_Set task_
From the listing below, extract every line containing "happiness".

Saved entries
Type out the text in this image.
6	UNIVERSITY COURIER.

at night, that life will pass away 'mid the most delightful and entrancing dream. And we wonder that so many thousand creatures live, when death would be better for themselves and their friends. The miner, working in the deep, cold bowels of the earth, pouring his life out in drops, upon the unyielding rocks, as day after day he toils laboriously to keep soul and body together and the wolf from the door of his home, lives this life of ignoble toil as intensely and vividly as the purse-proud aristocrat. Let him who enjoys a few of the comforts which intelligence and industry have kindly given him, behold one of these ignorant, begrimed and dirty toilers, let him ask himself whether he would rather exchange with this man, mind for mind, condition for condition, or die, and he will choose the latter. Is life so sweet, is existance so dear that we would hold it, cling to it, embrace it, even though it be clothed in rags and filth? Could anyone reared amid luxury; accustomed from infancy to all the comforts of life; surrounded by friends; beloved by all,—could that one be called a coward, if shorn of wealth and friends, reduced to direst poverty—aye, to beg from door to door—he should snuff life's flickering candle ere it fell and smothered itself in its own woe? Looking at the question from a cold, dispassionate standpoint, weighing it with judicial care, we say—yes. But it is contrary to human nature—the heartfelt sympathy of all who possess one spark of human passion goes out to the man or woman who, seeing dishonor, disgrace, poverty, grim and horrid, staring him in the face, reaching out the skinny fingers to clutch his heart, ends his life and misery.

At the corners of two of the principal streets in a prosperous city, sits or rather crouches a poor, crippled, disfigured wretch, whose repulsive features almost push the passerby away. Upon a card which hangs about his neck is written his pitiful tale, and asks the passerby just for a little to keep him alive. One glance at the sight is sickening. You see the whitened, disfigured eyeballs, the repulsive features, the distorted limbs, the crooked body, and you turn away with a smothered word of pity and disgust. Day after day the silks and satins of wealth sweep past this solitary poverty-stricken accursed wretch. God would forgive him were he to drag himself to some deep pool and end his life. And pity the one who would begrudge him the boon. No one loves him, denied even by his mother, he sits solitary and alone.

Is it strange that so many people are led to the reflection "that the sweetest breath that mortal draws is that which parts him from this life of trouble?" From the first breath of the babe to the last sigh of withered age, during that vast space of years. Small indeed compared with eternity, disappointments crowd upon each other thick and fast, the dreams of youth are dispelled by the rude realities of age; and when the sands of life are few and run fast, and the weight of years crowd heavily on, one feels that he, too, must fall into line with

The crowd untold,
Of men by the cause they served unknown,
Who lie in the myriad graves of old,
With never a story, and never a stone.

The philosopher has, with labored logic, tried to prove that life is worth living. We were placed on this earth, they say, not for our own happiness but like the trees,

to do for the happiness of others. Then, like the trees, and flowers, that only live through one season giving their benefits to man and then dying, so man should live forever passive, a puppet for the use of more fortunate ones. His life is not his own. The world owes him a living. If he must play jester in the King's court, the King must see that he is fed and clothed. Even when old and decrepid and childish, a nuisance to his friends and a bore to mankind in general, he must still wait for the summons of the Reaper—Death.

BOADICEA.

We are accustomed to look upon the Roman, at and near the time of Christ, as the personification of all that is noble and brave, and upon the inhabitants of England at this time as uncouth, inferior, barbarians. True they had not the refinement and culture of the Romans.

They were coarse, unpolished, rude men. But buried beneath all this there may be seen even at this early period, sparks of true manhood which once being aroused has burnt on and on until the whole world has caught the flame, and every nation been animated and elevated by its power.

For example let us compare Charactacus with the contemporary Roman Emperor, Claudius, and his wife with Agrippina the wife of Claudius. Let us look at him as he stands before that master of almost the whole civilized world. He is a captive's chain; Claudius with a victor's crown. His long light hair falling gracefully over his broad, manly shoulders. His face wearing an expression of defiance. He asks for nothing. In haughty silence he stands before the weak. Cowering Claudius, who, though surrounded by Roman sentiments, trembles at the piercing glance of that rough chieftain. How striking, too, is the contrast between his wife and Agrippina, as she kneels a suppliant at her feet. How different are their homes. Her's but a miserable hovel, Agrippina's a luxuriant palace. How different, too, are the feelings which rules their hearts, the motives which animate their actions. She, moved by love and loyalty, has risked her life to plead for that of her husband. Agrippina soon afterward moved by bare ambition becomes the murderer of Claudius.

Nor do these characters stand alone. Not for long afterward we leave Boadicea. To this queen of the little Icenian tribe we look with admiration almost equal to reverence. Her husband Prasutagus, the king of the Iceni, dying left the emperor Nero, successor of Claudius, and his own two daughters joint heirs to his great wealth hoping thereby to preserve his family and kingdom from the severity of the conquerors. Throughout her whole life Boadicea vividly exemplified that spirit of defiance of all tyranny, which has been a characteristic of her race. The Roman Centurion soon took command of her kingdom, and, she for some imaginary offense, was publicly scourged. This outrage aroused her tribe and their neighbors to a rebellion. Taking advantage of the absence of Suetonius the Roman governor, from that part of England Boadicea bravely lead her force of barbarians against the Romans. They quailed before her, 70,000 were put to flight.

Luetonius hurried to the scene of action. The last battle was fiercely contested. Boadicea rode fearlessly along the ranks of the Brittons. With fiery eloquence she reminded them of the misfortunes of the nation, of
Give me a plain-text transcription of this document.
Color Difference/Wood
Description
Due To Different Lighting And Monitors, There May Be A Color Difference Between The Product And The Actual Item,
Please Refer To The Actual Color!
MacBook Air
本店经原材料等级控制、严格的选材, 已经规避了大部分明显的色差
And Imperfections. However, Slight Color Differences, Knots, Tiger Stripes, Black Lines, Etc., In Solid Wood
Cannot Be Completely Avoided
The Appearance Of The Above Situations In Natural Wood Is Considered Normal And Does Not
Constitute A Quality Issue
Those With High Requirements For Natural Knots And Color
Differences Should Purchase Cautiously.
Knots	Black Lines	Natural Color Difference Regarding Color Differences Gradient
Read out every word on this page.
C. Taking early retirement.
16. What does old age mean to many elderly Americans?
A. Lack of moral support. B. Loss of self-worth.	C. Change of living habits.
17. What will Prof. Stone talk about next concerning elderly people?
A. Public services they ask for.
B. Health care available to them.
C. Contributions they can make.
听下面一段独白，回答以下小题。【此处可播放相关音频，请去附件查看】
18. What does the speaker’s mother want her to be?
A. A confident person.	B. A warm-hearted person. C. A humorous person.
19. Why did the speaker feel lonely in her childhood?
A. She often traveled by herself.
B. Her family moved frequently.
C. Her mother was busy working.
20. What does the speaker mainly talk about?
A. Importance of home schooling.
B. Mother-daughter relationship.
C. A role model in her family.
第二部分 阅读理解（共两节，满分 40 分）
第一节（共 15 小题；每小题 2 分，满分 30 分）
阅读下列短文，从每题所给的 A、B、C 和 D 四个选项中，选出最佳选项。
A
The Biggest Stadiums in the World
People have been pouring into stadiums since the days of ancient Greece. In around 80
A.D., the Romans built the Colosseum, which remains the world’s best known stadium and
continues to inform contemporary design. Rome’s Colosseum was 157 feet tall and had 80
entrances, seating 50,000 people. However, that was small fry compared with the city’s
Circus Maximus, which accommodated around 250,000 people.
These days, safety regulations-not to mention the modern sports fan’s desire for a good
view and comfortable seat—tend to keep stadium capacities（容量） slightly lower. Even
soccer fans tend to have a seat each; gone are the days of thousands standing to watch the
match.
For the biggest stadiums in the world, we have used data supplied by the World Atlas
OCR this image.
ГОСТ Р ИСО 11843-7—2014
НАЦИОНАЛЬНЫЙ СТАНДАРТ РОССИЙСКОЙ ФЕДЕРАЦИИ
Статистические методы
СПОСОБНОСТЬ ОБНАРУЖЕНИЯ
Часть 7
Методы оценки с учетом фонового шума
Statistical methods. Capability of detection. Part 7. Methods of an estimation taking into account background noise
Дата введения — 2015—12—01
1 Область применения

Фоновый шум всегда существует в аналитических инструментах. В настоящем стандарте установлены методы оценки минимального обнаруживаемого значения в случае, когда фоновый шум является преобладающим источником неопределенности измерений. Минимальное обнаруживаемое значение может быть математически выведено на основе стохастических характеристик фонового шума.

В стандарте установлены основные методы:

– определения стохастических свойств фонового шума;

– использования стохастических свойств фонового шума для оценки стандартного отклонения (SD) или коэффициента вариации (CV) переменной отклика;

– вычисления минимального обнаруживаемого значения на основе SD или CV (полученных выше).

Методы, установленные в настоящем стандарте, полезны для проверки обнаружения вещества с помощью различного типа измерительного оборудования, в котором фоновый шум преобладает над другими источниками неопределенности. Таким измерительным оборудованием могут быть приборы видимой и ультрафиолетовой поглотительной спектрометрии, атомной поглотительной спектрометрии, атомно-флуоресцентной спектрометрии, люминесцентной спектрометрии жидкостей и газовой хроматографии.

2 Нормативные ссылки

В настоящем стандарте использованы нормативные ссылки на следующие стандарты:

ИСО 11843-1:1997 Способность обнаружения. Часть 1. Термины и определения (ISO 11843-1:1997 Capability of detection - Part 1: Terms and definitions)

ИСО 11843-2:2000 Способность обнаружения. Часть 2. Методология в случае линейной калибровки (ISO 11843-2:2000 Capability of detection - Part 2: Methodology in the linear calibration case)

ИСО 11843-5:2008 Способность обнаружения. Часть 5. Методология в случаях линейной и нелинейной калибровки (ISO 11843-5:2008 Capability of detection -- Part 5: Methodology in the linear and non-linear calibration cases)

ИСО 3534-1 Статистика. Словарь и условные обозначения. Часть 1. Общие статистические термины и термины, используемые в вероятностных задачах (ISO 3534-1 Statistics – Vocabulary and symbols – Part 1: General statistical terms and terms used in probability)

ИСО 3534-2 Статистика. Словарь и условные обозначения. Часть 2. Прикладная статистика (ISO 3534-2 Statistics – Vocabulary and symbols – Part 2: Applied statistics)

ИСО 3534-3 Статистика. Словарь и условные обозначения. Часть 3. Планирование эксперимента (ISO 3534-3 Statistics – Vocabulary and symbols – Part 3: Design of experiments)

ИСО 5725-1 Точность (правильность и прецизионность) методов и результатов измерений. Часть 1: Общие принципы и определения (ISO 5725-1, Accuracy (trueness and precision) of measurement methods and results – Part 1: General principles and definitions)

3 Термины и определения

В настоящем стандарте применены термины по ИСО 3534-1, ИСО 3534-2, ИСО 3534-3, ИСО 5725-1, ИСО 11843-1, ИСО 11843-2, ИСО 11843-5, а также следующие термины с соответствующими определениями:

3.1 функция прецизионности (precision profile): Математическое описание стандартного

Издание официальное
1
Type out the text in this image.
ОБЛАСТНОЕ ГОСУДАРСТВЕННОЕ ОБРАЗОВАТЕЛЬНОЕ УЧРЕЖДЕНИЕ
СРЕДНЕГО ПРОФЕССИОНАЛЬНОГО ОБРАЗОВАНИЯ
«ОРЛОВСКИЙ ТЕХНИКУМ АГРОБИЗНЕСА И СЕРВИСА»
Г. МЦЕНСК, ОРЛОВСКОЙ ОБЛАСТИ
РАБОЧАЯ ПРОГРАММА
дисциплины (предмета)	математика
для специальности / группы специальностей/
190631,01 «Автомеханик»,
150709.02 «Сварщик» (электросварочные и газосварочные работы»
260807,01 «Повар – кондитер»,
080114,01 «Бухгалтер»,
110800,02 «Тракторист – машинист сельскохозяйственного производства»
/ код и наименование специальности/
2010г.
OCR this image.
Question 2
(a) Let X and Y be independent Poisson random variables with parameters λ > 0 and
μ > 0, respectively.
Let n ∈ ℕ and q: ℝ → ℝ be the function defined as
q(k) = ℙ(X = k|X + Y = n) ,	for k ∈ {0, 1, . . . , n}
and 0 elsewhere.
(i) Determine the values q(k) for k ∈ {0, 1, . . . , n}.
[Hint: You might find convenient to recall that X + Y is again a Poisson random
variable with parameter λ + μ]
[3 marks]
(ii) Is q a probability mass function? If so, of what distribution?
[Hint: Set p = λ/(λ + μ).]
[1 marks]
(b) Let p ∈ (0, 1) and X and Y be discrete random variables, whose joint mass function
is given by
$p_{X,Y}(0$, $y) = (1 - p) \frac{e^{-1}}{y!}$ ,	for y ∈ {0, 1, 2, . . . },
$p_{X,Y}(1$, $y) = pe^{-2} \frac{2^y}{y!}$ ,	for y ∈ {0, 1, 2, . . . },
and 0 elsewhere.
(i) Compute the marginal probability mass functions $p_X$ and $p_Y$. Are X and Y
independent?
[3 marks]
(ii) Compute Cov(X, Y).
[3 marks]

_Solution to the problem_
The philosopher has, with labored logic, tried to prove that life is worth living. We were placed on this earth, they say, not for our own happiness but like the trees,
to do for the happiness of others. Then, like the trees, and flowers, that only live through one season giving their benefits to man and then dying, so man should live forever passive, a puppet for the use of more fortunate ones. His life is not his own. The world owes him a living. If he must play jester in the King's court, the King must see that he is fed and clothed. Even when old and decrepid and childish, a nuisance to his friends and a bore to mankind in general, he must still wait for the summons of the Reaper—Death.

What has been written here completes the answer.